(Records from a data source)
==============================

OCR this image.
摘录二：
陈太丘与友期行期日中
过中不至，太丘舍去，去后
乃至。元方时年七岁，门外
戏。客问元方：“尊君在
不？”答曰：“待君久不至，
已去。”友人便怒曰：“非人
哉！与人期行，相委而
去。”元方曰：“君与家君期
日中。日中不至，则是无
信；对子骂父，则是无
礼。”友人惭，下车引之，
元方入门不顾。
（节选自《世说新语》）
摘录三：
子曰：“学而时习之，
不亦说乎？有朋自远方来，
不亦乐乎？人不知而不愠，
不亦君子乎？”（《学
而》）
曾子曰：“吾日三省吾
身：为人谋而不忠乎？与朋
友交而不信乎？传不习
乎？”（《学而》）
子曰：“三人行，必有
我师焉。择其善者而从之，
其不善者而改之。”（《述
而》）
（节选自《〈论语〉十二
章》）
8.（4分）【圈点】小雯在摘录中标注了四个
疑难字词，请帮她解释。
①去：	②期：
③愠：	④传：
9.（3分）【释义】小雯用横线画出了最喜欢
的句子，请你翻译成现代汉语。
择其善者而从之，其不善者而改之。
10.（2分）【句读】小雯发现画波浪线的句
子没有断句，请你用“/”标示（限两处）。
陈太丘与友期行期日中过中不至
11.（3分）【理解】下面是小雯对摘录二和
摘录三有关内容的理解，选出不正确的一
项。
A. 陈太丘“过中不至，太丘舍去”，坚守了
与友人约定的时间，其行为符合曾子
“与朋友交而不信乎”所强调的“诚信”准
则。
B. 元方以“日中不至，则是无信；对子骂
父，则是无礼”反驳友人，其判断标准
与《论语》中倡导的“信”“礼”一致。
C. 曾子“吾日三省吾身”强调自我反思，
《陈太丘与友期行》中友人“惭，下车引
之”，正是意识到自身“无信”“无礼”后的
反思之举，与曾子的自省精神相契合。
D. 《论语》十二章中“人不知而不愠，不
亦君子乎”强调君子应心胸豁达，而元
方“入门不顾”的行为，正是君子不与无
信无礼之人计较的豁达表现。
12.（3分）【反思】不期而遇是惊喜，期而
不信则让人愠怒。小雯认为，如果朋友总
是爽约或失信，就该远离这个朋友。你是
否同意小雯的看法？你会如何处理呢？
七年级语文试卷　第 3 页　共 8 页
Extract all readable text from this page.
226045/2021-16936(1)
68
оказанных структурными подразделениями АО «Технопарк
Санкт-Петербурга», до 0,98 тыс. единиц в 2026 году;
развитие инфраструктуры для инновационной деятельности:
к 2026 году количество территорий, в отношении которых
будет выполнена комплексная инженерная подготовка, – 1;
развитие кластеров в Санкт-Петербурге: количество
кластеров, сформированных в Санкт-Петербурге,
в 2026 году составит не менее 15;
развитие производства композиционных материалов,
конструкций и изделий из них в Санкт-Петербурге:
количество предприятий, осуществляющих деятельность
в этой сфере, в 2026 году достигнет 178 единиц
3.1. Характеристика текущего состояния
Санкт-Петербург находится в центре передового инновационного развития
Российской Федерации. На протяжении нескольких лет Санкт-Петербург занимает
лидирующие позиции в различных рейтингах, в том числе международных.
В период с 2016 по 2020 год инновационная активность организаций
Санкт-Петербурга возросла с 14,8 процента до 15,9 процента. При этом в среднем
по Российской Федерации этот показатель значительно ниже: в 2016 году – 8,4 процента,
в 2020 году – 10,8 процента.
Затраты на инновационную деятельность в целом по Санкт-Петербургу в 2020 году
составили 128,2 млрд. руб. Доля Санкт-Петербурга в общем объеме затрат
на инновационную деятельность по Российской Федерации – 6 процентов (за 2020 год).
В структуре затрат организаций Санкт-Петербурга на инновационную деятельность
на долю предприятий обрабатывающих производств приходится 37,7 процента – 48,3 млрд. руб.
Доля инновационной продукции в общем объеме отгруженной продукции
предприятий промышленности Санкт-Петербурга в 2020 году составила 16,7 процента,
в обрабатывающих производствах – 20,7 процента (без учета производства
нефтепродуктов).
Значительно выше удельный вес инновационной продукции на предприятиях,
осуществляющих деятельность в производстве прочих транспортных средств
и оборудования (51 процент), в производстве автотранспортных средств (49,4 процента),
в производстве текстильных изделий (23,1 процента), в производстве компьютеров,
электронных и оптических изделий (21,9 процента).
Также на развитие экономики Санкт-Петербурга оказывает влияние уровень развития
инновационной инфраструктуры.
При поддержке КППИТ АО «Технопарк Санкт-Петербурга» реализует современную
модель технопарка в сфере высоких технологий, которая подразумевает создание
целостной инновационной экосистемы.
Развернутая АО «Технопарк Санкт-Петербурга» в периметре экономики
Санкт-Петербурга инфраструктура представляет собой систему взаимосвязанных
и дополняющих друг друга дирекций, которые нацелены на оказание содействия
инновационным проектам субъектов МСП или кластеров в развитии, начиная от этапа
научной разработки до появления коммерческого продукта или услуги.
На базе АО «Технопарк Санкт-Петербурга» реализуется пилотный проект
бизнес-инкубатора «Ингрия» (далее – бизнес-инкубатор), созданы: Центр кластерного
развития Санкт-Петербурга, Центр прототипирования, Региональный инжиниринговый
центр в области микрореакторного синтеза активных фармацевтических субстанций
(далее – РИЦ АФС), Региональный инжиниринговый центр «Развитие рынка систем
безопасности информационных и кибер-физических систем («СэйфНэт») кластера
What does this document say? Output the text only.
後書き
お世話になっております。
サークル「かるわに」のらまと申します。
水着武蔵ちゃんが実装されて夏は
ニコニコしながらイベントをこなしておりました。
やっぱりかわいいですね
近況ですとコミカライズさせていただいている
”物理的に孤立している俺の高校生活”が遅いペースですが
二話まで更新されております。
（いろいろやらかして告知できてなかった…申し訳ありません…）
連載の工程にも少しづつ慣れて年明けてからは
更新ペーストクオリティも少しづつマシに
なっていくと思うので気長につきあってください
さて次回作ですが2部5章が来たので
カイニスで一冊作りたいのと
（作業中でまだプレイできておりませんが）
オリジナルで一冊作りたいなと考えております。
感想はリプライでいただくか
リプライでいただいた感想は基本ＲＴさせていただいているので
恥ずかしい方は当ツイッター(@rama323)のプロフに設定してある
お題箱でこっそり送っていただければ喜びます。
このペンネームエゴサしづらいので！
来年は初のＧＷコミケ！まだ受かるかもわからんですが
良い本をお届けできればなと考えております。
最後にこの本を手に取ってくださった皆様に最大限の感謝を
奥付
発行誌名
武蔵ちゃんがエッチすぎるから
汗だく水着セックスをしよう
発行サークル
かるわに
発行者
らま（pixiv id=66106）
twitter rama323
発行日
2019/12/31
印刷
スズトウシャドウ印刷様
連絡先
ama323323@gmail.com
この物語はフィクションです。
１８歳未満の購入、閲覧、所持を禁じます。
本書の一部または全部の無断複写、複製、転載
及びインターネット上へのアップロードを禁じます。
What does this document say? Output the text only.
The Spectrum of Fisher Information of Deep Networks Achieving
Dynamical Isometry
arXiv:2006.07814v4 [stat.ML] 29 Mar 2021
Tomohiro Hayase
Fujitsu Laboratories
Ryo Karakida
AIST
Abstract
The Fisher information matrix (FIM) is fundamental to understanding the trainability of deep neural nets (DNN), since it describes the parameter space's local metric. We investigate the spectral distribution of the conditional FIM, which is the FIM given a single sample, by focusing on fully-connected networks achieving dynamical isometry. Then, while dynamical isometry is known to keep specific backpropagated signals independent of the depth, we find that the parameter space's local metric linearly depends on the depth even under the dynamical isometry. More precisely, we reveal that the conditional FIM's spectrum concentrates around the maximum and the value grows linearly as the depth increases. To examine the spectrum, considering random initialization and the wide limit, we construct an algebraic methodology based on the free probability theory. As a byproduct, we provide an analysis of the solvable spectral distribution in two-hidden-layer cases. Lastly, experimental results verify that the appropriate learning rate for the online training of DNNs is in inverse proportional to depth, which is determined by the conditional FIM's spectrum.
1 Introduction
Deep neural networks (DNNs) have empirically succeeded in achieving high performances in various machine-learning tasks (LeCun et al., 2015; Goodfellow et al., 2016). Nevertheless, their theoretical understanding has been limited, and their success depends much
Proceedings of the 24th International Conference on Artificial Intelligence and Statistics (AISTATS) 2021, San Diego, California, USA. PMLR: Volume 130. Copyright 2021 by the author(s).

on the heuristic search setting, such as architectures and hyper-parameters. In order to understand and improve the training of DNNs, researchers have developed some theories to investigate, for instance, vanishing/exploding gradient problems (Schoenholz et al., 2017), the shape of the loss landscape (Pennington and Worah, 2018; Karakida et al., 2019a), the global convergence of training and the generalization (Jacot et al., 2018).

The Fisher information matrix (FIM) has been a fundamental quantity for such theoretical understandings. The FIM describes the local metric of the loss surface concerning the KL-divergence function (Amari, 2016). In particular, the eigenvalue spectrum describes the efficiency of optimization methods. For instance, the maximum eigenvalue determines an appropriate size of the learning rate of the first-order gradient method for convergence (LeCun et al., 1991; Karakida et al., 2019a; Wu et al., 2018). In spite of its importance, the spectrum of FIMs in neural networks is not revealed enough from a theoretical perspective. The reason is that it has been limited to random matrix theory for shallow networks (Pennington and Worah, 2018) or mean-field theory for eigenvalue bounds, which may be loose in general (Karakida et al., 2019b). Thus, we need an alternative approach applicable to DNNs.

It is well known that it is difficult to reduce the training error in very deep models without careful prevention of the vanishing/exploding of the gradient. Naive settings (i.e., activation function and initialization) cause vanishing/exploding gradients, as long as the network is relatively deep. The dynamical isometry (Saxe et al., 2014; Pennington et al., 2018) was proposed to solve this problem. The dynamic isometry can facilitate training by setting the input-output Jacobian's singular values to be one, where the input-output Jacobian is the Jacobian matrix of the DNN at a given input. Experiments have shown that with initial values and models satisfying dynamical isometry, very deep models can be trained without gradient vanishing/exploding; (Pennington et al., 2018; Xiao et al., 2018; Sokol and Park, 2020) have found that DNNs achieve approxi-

==============================

*WHAT THIS TASK INVOLVES*.
Of the lines above, how many contain the word "Karakida"? Provide the number and nothing else.

*RESPONSE TO THE EXERCISE*.
3